═══ Data shown ═══

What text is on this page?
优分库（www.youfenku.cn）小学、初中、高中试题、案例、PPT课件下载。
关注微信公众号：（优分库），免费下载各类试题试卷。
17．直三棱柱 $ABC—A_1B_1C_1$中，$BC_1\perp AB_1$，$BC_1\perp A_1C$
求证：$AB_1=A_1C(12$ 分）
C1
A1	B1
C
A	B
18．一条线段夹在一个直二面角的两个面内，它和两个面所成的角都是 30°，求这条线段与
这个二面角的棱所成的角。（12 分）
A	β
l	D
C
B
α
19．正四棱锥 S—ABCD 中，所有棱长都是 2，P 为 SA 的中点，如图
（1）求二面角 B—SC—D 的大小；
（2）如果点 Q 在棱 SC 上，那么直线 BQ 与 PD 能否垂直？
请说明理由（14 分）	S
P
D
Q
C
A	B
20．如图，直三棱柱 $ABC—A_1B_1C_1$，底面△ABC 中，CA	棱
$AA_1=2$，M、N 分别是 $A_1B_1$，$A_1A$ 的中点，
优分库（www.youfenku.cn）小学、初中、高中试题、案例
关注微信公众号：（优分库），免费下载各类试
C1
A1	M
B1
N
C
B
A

═══

Gather each line of the listing that holds the string "youfenku".

优分库（www.youfenku.cn）小学、初中、高中试题、案例、PPT课件下载。
优分库（www.youfenku.cn）小学、初中、高中试题、案例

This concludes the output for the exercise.